### Text section

--*--

These are operational benchmarks, not regulatory requirements. They are the operating standard the better CASPs are running against.

The buyer’s view

Article 7 compliance is one of the most leverage-rich workstreams in a CASP’s operating model. The investment is the compliance-tech stack and the approval workflow. The return is faster, safer campaign delivery and reduced enforcement exposure. CASPs that treat Article 7 as a per-campaign compliance exercise pay the cost every time; those that build the infrastructure once amortise the cost across years.

The checklist above is the working baseline. Customise it for the CASP’s specific channels, customer geographies, and risk appetite — but do not skip the steps.

Pitfalls and nuances

1 Compliance review after marketing has scheduled the post

The most common operational failure. Marketing teams schedule content into the publishing queue, then route to compliance for sign-off. The result is compliance pressure to approve quickly to meet the schedule. Article 7 contemplates compliance-led pre-approval — the approval drives the schedule, not the other way around.

--*--

### Material provided
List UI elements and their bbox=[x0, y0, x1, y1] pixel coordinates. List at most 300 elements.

--*--

### Exercise tasks
1. Translate this sentence from the Article 7 text into Spanish: "Marketing teams schedule content into the publishing queue, then route to compliance for sign-off."
2. Please reproduce the Article 7 text word for word, from "1 Compliance review" up to and including "other way around.".
Work only from the Article 7 text.

### Responses
1. Los equipos de marketing programan el contenido en la cola de publicación y luego lo envían a cumplimiento normativo para su aprobación.

2.
1 Compliance review after marketing has scheduled the post

The most common operational failure. Marketing teams schedule content into the publishing queue, then route to compliance for sign-off. The result is compliance pressure to approve quickly to meet the schedule. Article 7 contemplates compliance-led pre-approval — the approval drives the schedule, not the other way around.